The request: The entries below should be given again exactly, minus their pictures.

Data for this exercise:
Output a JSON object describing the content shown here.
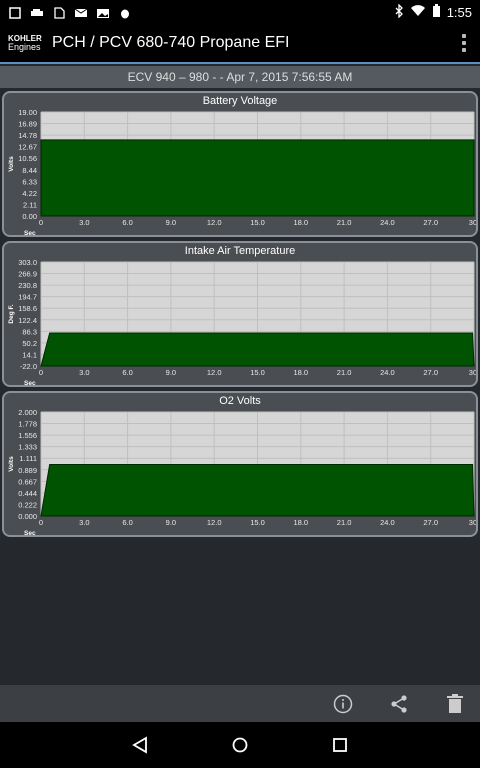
{
  "status": {
    "time": "1:55",
    "left_icons": [
      "tablet-icon",
      "car-icon",
      "sd-card-icon",
      "gmail-icon",
      "photo-icon",
      "android-debug-icon"
    ],
    "right_icons": [
      "bluetooth-icon",
      "wifi-icon",
      "battery-icon"
    ]
  },
  "appbar": {
    "logo_line1": "KOHLER",
    "logo_line2": "Engines",
    "title": "PCH / PCV 680-740 Propane EFI"
  },
  "subtitle": "ECV 940 – 980 -  - Apr 7, 2015 7:56:55 AM",
  "chart_data": [
    {
      "type": "area",
      "title": "Battery Voltage",
      "ylabel": "Volts",
      "xlabel": "Sec",
      "yticks": [
        "19.00",
        "16.89",
        "14.78",
        "12.67",
        "10.56",
        "8.44",
        "6.33",
        "4.22",
        "2.11",
        "0.00"
      ],
      "xticks": [
        "0",
        "3.0",
        "6.0",
        "9.0",
        "12.0",
        "15.0",
        "18.0",
        "21.0",
        "24.0",
        "27.0",
        "30."
      ],
      "xlim": [
        0,
        30
      ],
      "ylim": [
        0,
        19
      ],
      "x": [
        0,
        0.1,
        30
      ],
      "values": [
        13.9,
        13.9,
        13.9
      ]
    },
    {
      "type": "area",
      "title": "Intake Air Temperature",
      "ylabel": "Deg F.",
      "xlabel": "Sec",
      "yticks": [
        "303.0",
        "266.9",
        "230.8",
        "194.7",
        "158.6",
        "122.4",
        "86.3",
        "50.2",
        "14.1",
        "-22.0"
      ],
      "xticks": [
        "0",
        "3.0",
        "6.0",
        "9.0",
        "12.0",
        "15.0",
        "18.0",
        "21.0",
        "24.0",
        "27.0",
        "30."
      ],
      "xlim": [
        0,
        30
      ],
      "ylim": [
        -22,
        303
      ],
      "x": [
        0,
        0.6,
        29.9,
        30
      ],
      "values": [
        -22,
        81,
        81,
        -22
      ]
    },
    {
      "type": "area",
      "title": "O2 Volts",
      "ylabel": "Volts",
      "xlabel": "Sec",
      "yticks": [
        "2.000",
        "1.778",
        "1.556",
        "1.333",
        "1.111",
        "0.889",
        "0.667",
        "0.444",
        "0.222",
        "0.000"
      ],
      "xticks": [
        "0",
        "3.0",
        "6.0",
        "9.0",
        "12.0",
        "15.0",
        "18.0",
        "21.0",
        "24.0",
        "27.0",
        "30."
      ],
      "xlim": [
        0,
        30
      ],
      "ylim": [
        0,
        2
      ],
      "x": [
        0,
        0.6,
        29.9,
        30
      ],
      "values": [
        0,
        0.99,
        0.99,
        0
      ]
    }
  ],
  "colors": {
    "fill": "#005300",
    "grid": "#bfbfbf",
    "plot_bg": "#d6d6d6"
  }
}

Result for this exercise:
Output a JSON object describing the content shown here.
{
  "status": {
    "time": "1:55",
    "left_icons": [
      "tablet-icon",
      "car-icon",
      "sd-card-icon",
      "gmail-icon",
      "photo-icon",
      "android-debug-icon"
    ],
    "right_icons": [
      "bluetooth-icon",
      "wifi-icon",
      "battery-icon"
    ]
  },
  "appbar": {
    "logo_line1": "KOHLER",
    "logo_line2": "Engines",
    "title": "PCH / PCV 680-740 Propane EFI"
  },
  "subtitle": "ECV 940 – 980 -  - Apr 7, 2015 7:56:55 AM",
  "chart_data": [
    {
      "type": "area",
      "title": "Battery Voltage",
      "ylabel": "Volts",
      "xlabel": "Sec",
      "yticks": [
        "19.00",
        "16.89",
        "14.78",
        "12.67",
        "10.56",
        "8.44",
        "6.33",
        "4.22",
        "2.11",
        "0.00"
      ],
      "xticks": [
        "0",
        "3.0",
        "6.0",
        "9.0",
        "12.0",
        "15.0",
        "18.0",
        "21.0",
        "24.0",
        "27.0",
        "30."
      ],
      "xlim": [
        0,
        30
      ],
      "ylim": [
        0,
        19
      ],
      "x": [
        0,
        0.1,
        30
      ],
      "values": [
        13.9,
        13.9,
        13.9
      ]
    },
    {
      "type": "area",
      "title": "Intake Air Temperature",
      "ylabel": "Deg F.",
      "xlabel": "Sec",
      "yticks": [
        "303.0",
        "266.9",
        "230.8",
        "194.7",
        "158.6",
        "122.4",
        "86.3",
        "50.2",
        "14.1",
        "-22.0"
      ],
      "xticks": [
        "0",
        "3.0",
        "6.0",
        "9.0",
        "12.0",
        "15.0",
        "18.0",
        "21.0",
        "24.0",
        "27.0",
        "30."
      ],
      "xlim": [
        0,
        30
      ],
      "ylim": [
        -22,
        303
      ],
      "x": [
        0,
        0.6,
        29.9,
        30
      ],
      "values": [
        -22,
        81,
        81,
        -22
      ]
    },
    {
      "type": "area",
      "title": "O2 Volts",
      "ylabel": "Volts",
      "xlabel": "Sec",
      "yticks": [
        "2.000",
        "1.778",
        "1.556",
        "1.333",
        "1.111",
        "0.889",
        "0.667",
        "0.444",
        "0.222",
        "0.000"
      ],
      "xticks": [
        "0",
        "3.0",
        "6.0",
        "9.0",
        "12.0",
        "15.0",
        "18.0",
        "21.0",
        "24.0",
        "27.0",
        "30."
      ],
      "xlim": [
        0,
        30
      ],
      "ylim": [
        0,
        2
      ],
      "x": [
        0,
        0.6,
        29.9,
        30
      ],
      "values": [
        0,
        0.99,
        0.99,
        0
      ]
    }
  ],
  "colors": {
    "fill": "#005300",
    "grid": "#bfbfbf",
    "plot_bg": "#d6d6d6"
  }
}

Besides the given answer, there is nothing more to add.